**Instruction**
The records below must be copied in full; omit the images.

**Available records**
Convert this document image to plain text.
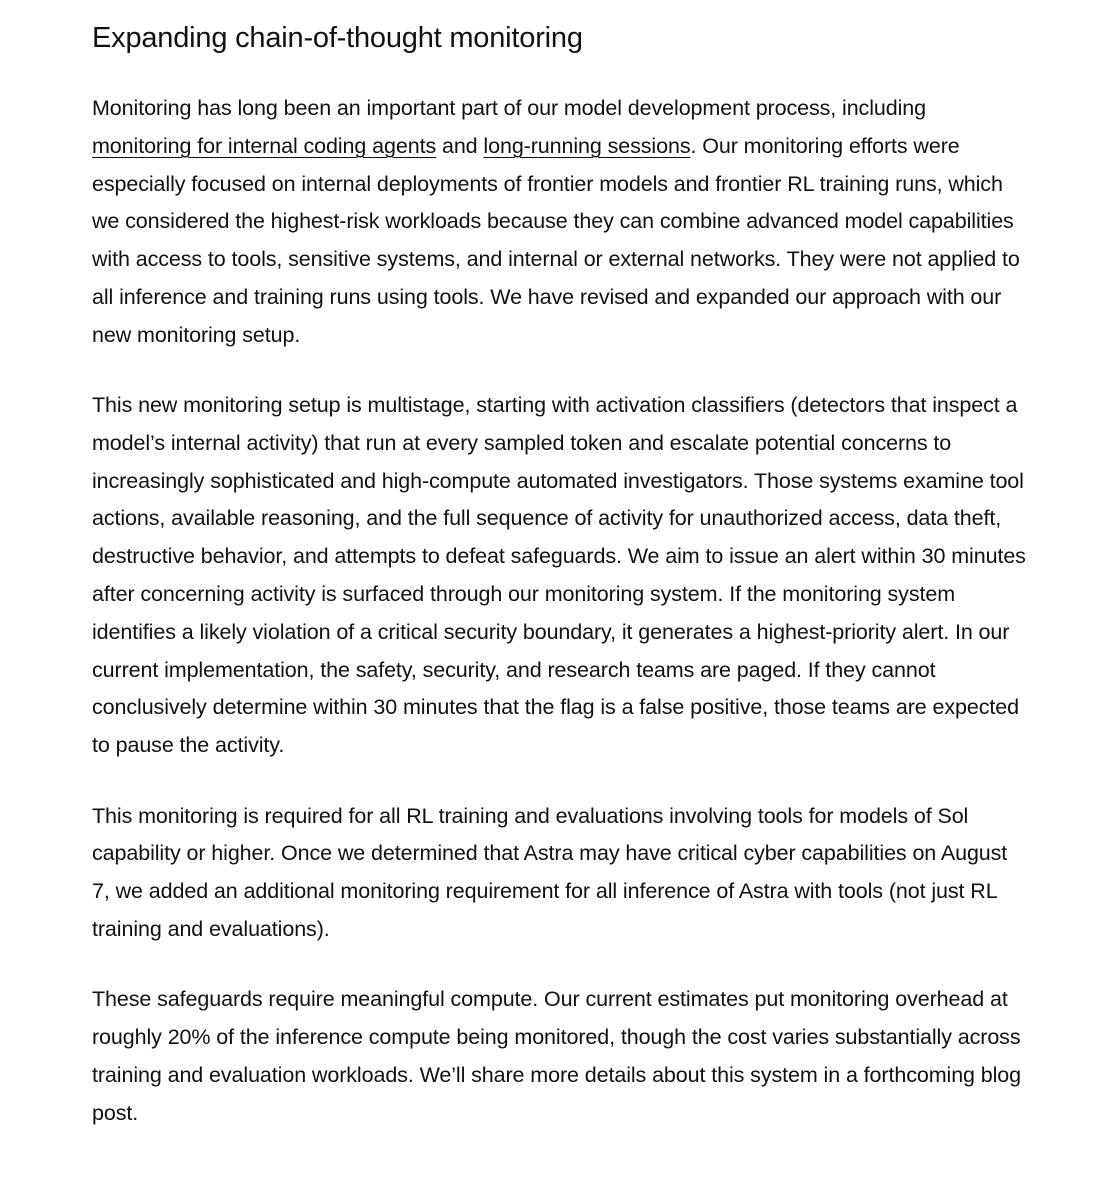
Expanding chain-of-thought monitoring

Monitoring has long been an important part of our model development process, including monitoring for internal coding agents and long-running sessions. Our monitoring efforts were especially focused on internal deployments of frontier models and frontier RL training runs, which we considered the highest-risk workloads because they can combine advanced model capabilities with access to tools, sensitive systems, and internal or external networks. They were not applied to all inference and training runs using tools. We have revised and expanded our approach with our new monitoring setup.

This new monitoring setup is multistage, starting with activation classifiers (detectors that inspect a model’s internal activity) that run at every sampled token and escalate potential concerns to increasingly sophisticated and high-compute automated investigators. Those systems examine tool actions, available reasoning, and the full sequence of activity for unauthorized access, data theft, destructive behavior, and attempts to defeat safeguards. We aim to issue an alert within 30 minutes after concerning activity is surfaced through our monitoring system. If the monitoring system identifies a likely violation of a critical security boundary, it generates a highest-priority alert. In our current implementation, the safety, security, and research teams are paged. If they cannot conclusively determine within 30 minutes that the flag is a false positive, those teams are expected to pause the activity.

This monitoring is required for all RL training and evaluations involving tools for models of Sol capability or higher. Once we determined that Astra may have critical cyber capabilities on August 7, we added an additional monitoring requirement for all inference of Astra with tools (not just RL training and evaluations).

These safeguards require meaningful compute. Our current estimates put monitoring overhead at roughly 20% of the inference compute being monitored, though the cost varies substantially across training and evaluation workloads. We’ll share more details about this system in a forthcoming blog post.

**Written solution**
Convert this document image to plain text.
Expanding chain-of-thought monitoring

Monitoring has long been an important part of our model development process, including monitoring for internal coding agents and long-running sessions. Our monitoring efforts were especially focused on internal deployments of frontier models and frontier RL training runs, which we considered the highest-risk workloads because they can combine advanced model capabilities with access to tools, sensitive systems, and internal or external networks. They were not applied to all inference and training runs using tools. We have revised and expanded our approach with our new monitoring setup.

This new monitoring setup is multistage, starting with activation classifiers (detectors that inspect a model’s internal activity) that run at every sampled token and escalate potential concerns to increasingly sophisticated and high-compute automated investigators. Those systems examine tool actions, available reasoning, and the full sequence of activity for unauthorized access, data theft, destructive behavior, and attempts to defeat safeguards. We aim to issue an alert within 30 minutes after concerning activity is surfaced through our monitoring system. If the monitoring system identifies a likely violation of a critical security boundary, it generates a highest-priority alert. In our current implementation, the safety, security, and research teams are paged. If they cannot conclusively determine within 30 minutes that the flag is a false positive, those teams are expected to pause the activity.

This monitoring is required for all RL training and evaluations involving tools for models of Sol capability or higher. Once we determined that Astra may have critical cyber capabilities on August 7, we added an additional monitoring requirement for all inference of Astra with tools (not just RL training and evaluations).

These safeguards require meaningful compute. Our current estimates put monitoring overhead at roughly 20% of the inference compute being monitored, though the cost varies substantially across training and evaluation workloads. We’ll share more details about this system in a forthcoming blog post.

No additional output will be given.